◆ **Problem requirements**
Reproduce all the entries exactly.

Start

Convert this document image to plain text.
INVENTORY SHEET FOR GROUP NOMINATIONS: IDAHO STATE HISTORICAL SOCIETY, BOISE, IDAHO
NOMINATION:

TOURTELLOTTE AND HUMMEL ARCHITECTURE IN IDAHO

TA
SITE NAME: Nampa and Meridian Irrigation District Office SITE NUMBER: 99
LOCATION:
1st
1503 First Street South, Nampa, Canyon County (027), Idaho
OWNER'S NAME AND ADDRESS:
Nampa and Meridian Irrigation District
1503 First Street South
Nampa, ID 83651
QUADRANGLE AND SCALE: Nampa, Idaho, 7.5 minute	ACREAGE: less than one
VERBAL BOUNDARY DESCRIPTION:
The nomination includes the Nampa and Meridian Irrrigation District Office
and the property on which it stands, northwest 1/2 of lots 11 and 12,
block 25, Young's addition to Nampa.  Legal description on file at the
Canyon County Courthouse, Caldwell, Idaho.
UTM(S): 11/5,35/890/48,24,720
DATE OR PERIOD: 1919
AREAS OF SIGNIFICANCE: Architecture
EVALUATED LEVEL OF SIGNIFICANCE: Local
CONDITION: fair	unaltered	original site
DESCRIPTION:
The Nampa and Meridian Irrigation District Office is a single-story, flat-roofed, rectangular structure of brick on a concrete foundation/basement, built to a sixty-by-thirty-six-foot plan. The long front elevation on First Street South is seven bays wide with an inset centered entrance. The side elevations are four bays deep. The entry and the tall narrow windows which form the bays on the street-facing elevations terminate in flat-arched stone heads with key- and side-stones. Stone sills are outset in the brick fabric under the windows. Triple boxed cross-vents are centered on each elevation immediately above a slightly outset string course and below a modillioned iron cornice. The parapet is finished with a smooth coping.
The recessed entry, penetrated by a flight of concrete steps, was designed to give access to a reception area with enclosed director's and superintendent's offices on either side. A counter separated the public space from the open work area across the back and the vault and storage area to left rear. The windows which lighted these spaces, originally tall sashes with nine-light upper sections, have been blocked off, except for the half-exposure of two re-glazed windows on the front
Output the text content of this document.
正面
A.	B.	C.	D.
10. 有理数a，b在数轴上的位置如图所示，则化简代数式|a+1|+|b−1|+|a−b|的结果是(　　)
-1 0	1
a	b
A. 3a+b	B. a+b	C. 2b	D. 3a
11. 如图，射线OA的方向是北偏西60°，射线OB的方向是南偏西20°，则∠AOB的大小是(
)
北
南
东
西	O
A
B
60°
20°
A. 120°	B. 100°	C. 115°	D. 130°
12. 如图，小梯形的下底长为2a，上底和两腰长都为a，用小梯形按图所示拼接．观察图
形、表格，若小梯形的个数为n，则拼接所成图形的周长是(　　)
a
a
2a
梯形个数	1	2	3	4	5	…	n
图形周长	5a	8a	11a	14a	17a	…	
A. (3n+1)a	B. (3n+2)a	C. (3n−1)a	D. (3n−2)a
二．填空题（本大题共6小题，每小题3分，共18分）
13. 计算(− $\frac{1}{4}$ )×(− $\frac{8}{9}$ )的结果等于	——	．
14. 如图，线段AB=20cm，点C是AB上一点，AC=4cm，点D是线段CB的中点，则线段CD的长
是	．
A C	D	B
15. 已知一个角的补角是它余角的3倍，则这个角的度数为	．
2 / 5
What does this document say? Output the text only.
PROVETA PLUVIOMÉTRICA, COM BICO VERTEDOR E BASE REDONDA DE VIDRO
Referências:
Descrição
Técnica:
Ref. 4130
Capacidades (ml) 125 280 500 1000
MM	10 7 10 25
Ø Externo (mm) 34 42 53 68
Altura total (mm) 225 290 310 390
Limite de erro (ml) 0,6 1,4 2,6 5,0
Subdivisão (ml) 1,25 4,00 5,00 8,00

End

◆ **Full response**
Convert this document image to plain text.
INVENTORY SHEET FOR GROUP NOMINATIONS: IDAHO STATE HISTORICAL SOCIETY, BOISE, IDAHO
NOMINATION:

TOURTELLOTTE AND HUMMEL ARCHITECTURE IN IDAHO

TA
SITE NAME: Nampa and Meridian Irrigation District Office SITE NUMBER: 99
LOCATION:
1st
1503 First Street South, Nampa, Canyon County (027), Idaho
OWNER'S NAME AND ADDRESS:
Nampa and Meridian Irrigation District
1503 First Street South
Nampa, ID 83651
QUADRANGLE AND SCALE: Nampa, Idaho, 7.5 minute	ACREAGE: less than one
VERBAL BOUNDARY DESCRIPTION:
The nomination includes the Nampa and Meridian Irrrigation District Office
and the property on which it stands, northwest 1/2 of lots 11 and 12,
block 25, Young's addition to Nampa.  Legal description on file at the
Canyon County Courthouse, Caldwell, Idaho.
UTM(S): 11/5,35/890/48,24,720
DATE OR PERIOD: 1919
AREAS OF SIGNIFICANCE: Architecture
EVALUATED LEVEL OF SIGNIFICANCE: Local
CONDITION: fair	unaltered	original site
DESCRIPTION:
The Nampa and Meridian Irrigation District Office is a single-story, flat-roofed, rectangular structure of brick on a concrete foundation/basement, built to a sixty-by-thirty-six-foot plan. The long front elevation on First Street South is seven bays wide with an inset centered entrance. The side elevations are four bays deep. The entry and the tall narrow windows which form the bays on the street-facing elevations terminate in flat-arched stone heads with key- and side-stones. Stone sills are outset in the brick fabric under the windows. Triple boxed cross-vents are centered on each elevation immediately above a slightly outset string course and below a modillioned iron cornice. The parapet is finished with a smooth coping.
The recessed entry, penetrated by a flight of concrete steps, was designed to give access to a reception area with enclosed director's and superintendent's offices on either side. A counter separated the public space from the open work area across the back and the vault and storage area to left rear. The windows which lighted these spaces, originally tall sashes with nine-light upper sections, have been blocked off, except for the half-exposure of two re-glazed windows on the front
Output the text content of this document.
正面
A.	B.	C.	D.
10. 有理数a，b在数轴上的位置如图所示，则化简代数式|a+1|+|b−1|+|a−b|的结果是(　　)
-1 0	1
a	b
A. 3a+b	B. a+b	C. 2b	D. 3a
11. 如图，射线OA的方向是北偏西60°，射线OB的方向是南偏西20°，则∠AOB的大小是(
)
北
南
东
西	O
A
B
60°
20°
A. 120°	B. 100°	C. 115°	D. 130°
12. 如图，小梯形的下底长为2a，上底和两腰长都为a，用小梯形按图所示拼接．观察图
形、表格，若小梯形的个数为n，则拼接所成图形的周长是(　　)
a
a
2a
梯形个数	1	2	3	4	5	…	n
图形周长	5a	8a	11a	14a	17a	…	
A. (3n+1)a	B. (3n+2)a	C. (3n−1)a	D. (3n−2)a
二．填空题（本大题共6小题，每小题3分，共18分）
13. 计算(− $\frac{1}{4}$ )×(− $\frac{8}{9}$ )的结果等于	——	．
14. 如图，线段AB=20cm，点C是AB上一点，AC=4cm，点D是线段CB的中点，则线段CD的长
是	．
A C	D	B
15. 已知一个角的补角是它余角的3倍，则这个角的度数为	．
2 / 5
What does this document say? Output the text only.
PROVETA PLUVIOMÉTRICA, COM BICO VERTEDOR E BASE REDONDA DE VIDRO
Referências:
Descrição
Técnica:
Ref. 4130
Capacidades (ml) 125 280 500 1000
MM	10 7 10 25
Ø Externo (mm) 34 42 53 68
Altura total (mm) 225 290 310 390
Limite de erro (ml) 0,6 1,4 2,6 5,0
Subdivisão (ml) 1,25 4,00 5,00 8,00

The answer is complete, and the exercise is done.